## EXERCISE
Pictures aside, quote the whole listing exactly.
↓
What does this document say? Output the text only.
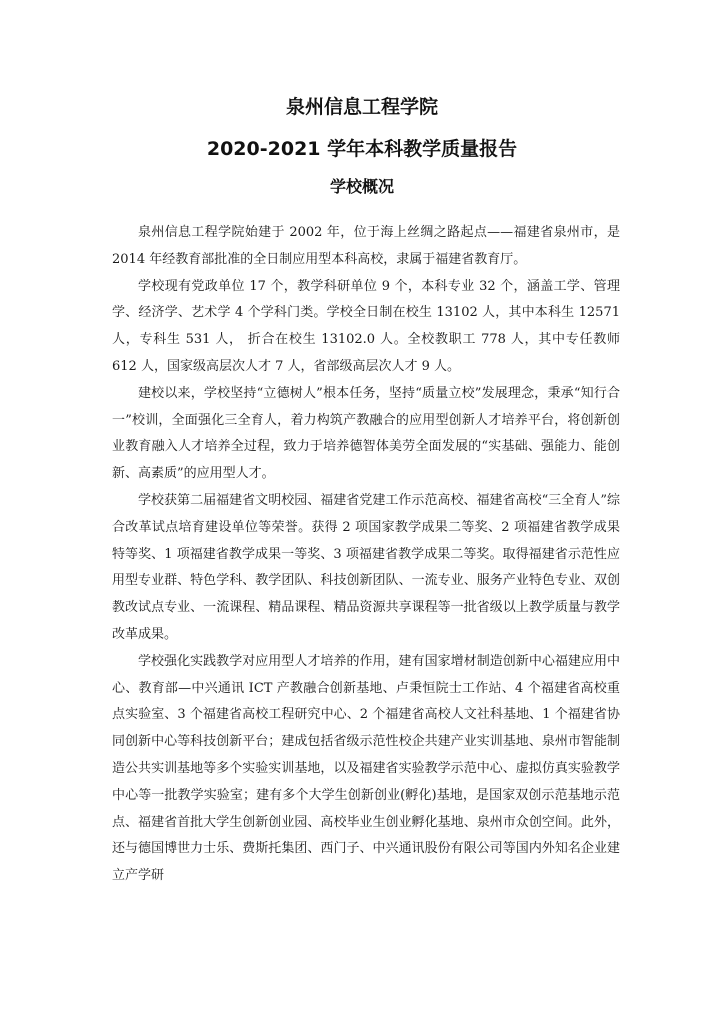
泉州信息工程学院
2020-2021 学年本科教学质量报告
学校概况

泉州信息工程学院始建于 2002 年，位于海上丝绸之路起点——福建省泉州市，是 2014 年经教育部批准的全日制应用型本科高校，隶属于福建省教育厅。

学校现有党政单位 17 个，教学科研单位 9 个，本科专业 32 个，涵盖工学、管理学、经济学、艺术学 4 个学科门类。学校全日制在校生 13102 人，其中本科生 12571 人，专科生 531 人， 折合在校生 13102.0 人。全校教职工 778 人，其中专任教师 612 人，国家级高层次人才 7 人，省部级高层次人才 9 人。

建校以来，学校坚持“立德树人”根本任务，坚持“质量立校”发展理念，秉承“知行合一”校训，全面强化三全育人，着力构筑产教融合的应用型创新人才培养平台，将创新创业教育融入人才培养全过程，致力于培养德智体美劳全面发展的“实基础、强能力、能创新、高素质”的应用型人才。

学校获第二届福建省文明校园、福建省党建工作示范高校、福建省高校“三全育人”综合改革试点培育建设单位等荣誉。获得 2 项国家教学成果二等奖、2 项福建省教学成果特等奖、1 项福建省教学成果一等奖、3 项福建省教学成果二等奖。取得福建省示范性应用型专业群、特色学科、教学团队、科技创新团队、一流专业、服务产业特色专业、双创教改试点专业、一流课程、精品课程、精品资源共享课程等一批省级以上教学质量与教学改革成果。

学校强化实践教学对应用型人才培养的作用，建有国家增材制造创新中心福建应用中心、教育部—中兴通讯 ICT 产教融合创新基地、卢秉恒院士工作站、4 个福建省高校重点实验室、3 个福建省高校工程研究中心、2 个福建省高校人文社科基地、1 个福建省协同创新中心等科技创新平台；建成包括省级示范性校企共建产业实训基地、泉州市智能制造公共实训基地等多个实验实训基地，以及福建省实验教学示范中心、虚拟仿真实验教学中心等一批教学实验室；建有多个大学生创新创业(孵化)基地，是国家双创示范基地示范点、福建省首批大学生创新创业园、高校毕业生创业孵化基地、泉州市众创空间。此外，还与德国博世力士乐、费斯托集团、西门子、中兴通讯股份有限公司等国内外知名企业建立产学研
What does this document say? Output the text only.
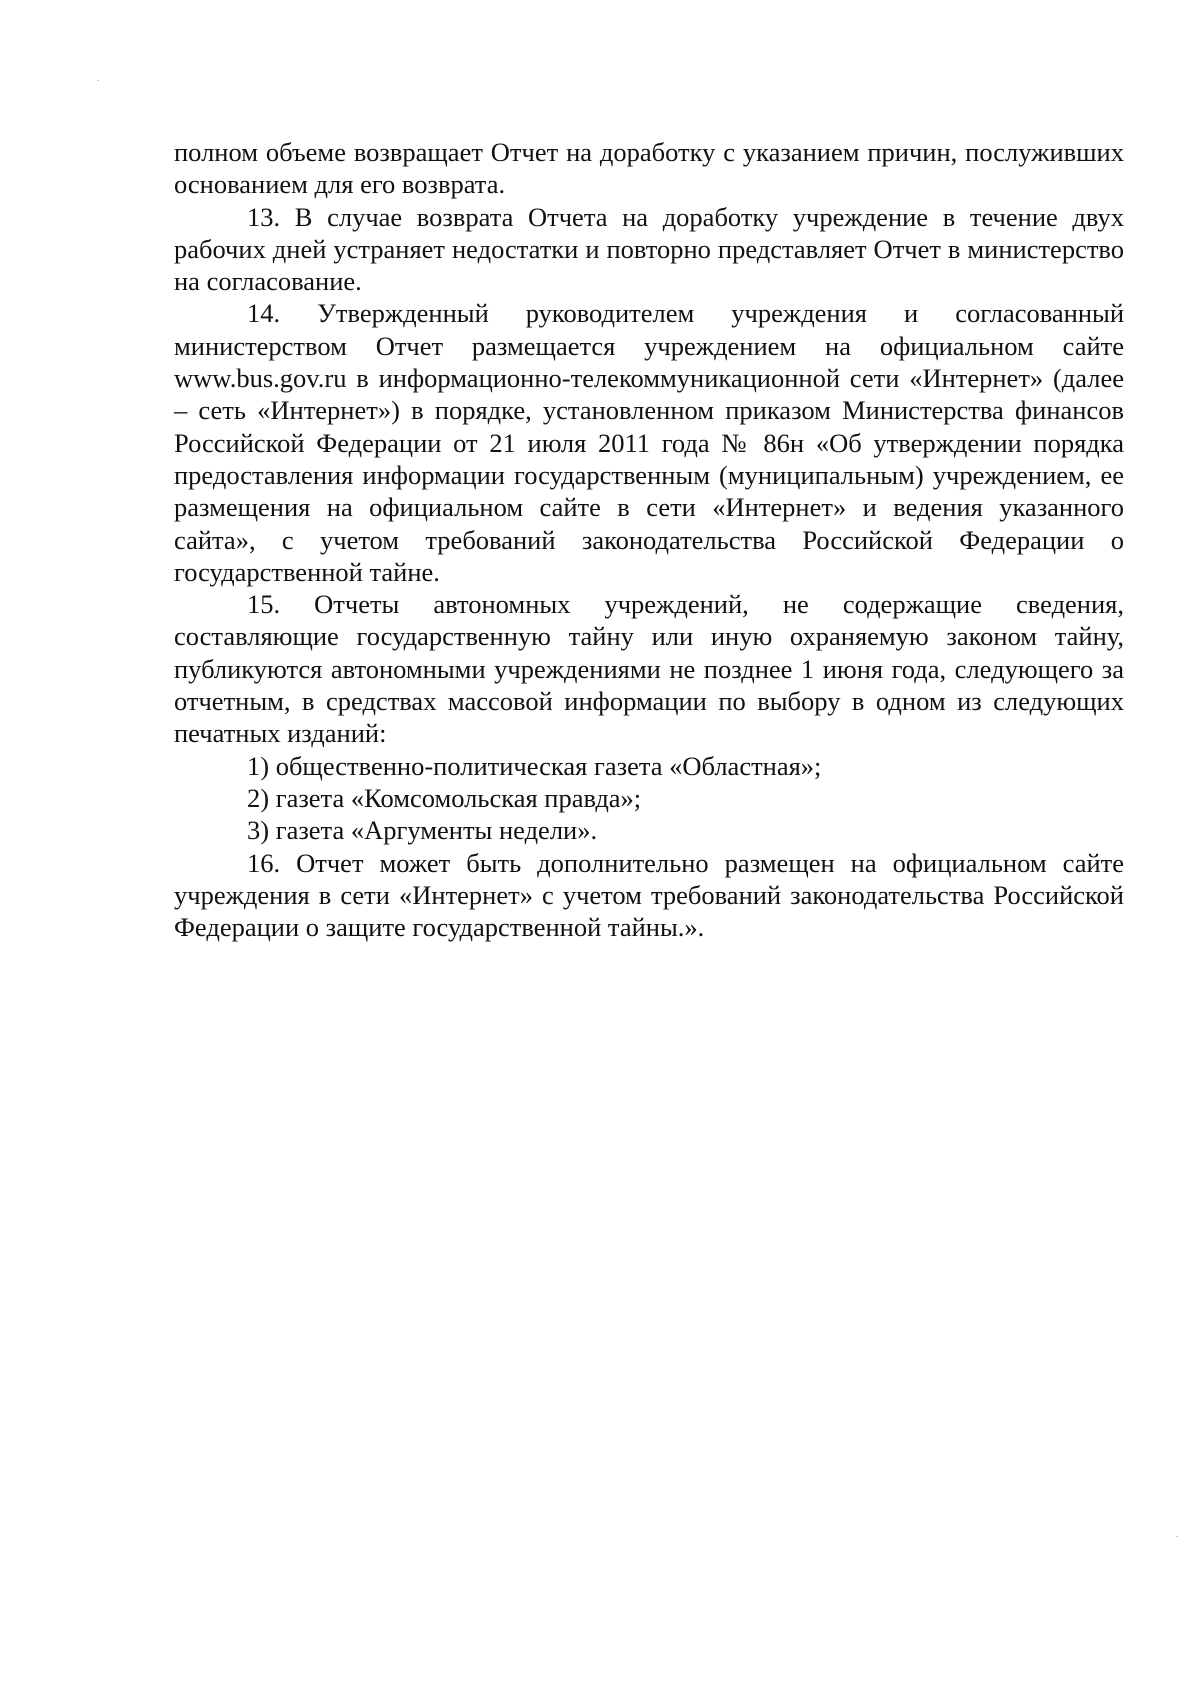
полном объеме возвращает Отчет на доработку с указанием причин, послуживших основанием для его возврата.

13. В случае возврата Отчета на доработку учреждение в течение двух рабочих дней устраняет недостатки и повторно представляет Отчет в министерство на согласование.

14. Утвержденный руководителем учреждения и согласованный министерством Отчет размещается учреждением на официальном сайте www.bus.gov.ru в информационно-телекоммуникационной сети «Интернет» (далее – сеть «Интернет») в порядке, установленном приказом Министерства финансов Российской Федерации от 21 июля 2011 года № 86н «Об утверждении порядка предоставления информации государственным (муниципальным) учреждением, ее размещения на официальном сайте в сети «Интернет» и ведения указанного сайта», с учетом требований законодательства Российской Федерации о государственной тайне.

15. Отчеты автономных учреждений, не содержащие сведения, составляющие государственную тайну или иную охраняемую законом тайну, публикуются автономными учреждениями не позднее 1 июня года, следующего за отчетным, в средствах массовой информации по выбору в одном из следующих печатных изданий:

1) общественно-политическая газета «Областная»;

2) газета «Комсомольская правда»;

3) газета «Аргументы недели».

16. Отчет может быть дополнительно размещен на официальном сайте учреждения в сети «Интернет» с учетом требований законодательства Российской Федерации о защите государственной тайны.».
↑
## SOLUTION TO THIS TASK
What does this document say? Output the text only.
泉州信息工程学院
2020-2021 学年本科教学质量报告
学校概况

泉州信息工程学院始建于 2002 年，位于海上丝绸之路起点——福建省泉州市，是 2014 年经教育部批准的全日制应用型本科高校，隶属于福建省教育厅。

学校现有党政单位 17 个，教学科研单位 9 个，本科专业 32 个，涵盖工学、管理学、经济学、艺术学 4 个学科门类。学校全日制在校生 13102 人，其中本科生 12571 人，专科生 531 人， 折合在校生 13102.0 人。全校教职工 778 人，其中专任教师 612 人，国家级高层次人才 7 人，省部级高层次人才 9 人。

建校以来，学校坚持“立德树人”根本任务，坚持“质量立校”发展理念，秉承“知行合一”校训，全面强化三全育人，着力构筑产教融合的应用型创新人才培养平台，将创新创业教育融入人才培养全过程，致力于培养德智体美劳全面发展的“实基础、强能力、能创新、高素质”的应用型人才。

学校获第二届福建省文明校园、福建省党建工作示范高校、福建省高校“三全育人”综合改革试点培育建设单位等荣誉。获得 2 项国家教学成果二等奖、2 项福建省教学成果特等奖、1 项福建省教学成果一等奖、3 项福建省教学成果二等奖。取得福建省示范性应用型专业群、特色学科、教学团队、科技创新团队、一流专业、服务产业特色专业、双创教改试点专业、一流课程、精品课程、精品资源共享课程等一批省级以上教学质量与教学改革成果。

学校强化实践教学对应用型人才培养的作用，建有国家增材制造创新中心福建应用中心、教育部—中兴通讯 ICT 产教融合创新基地、卢秉恒院士工作站、4 个福建省高校重点实验室、3 个福建省高校工程研究中心、2 个福建省高校人文社科基地、1 个福建省协同创新中心等科技创新平台；建成包括省级示范性校企共建产业实训基地、泉州市智能制造公共实训基地等多个实验实训基地，以及福建省实验教学示范中心、虚拟仿真实验教学中心等一批教学实验室；建有多个大学生创新创业(孵化)基地，是国家双创示范基地示范点、福建省首批大学生创新创业园、高校毕业生创业孵化基地、泉州市众创空间。此外，还与德国博世力士乐、费斯托集团、西门子、中兴通讯股份有限公司等国内外知名企业建立产学研
What does this document say? Output the text only.
полном объеме возвращает Отчет на доработку с указанием причин, послуживших основанием для его возврата.

13. В случае возврата Отчета на доработку учреждение в течение двух рабочих дней устраняет недостатки и повторно представляет Отчет в министерство на согласование.

14. Утвержденный руководителем учреждения и согласованный министерством Отчет размещается учреждением на официальном сайте www.bus.gov.ru в информационно-телекоммуникационной сети «Интернет» (далее – сеть «Интернет») в порядке, установленном приказом Министерства финансов Российской Федерации от 21 июля 2011 года № 86н «Об утверждении порядка предоставления информации государственным (муниципальным) учреждением, ее размещения на официальном сайте в сети «Интернет» и ведения указанного сайта», с учетом требований законодательства Российской Федерации о государственной тайне.

15. Отчеты автономных учреждений, не содержащие сведения, составляющие государственную тайну или иную охраняемую законом тайну, публикуются автономными учреждениями не позднее 1 июня года, следующего за отчетным, в средствах массовой информации по выбору в одном из следующих печатных изданий:

1) общественно-политическая газета «Областная»;

2) газета «Комсомольская правда»;

3) газета «Аргументы недели».

16. Отчет может быть дополнительно размещен на официальном сайте учреждения в сети «Интернет» с учетом требований законодательства Российской Федерации о защите государственной тайны.».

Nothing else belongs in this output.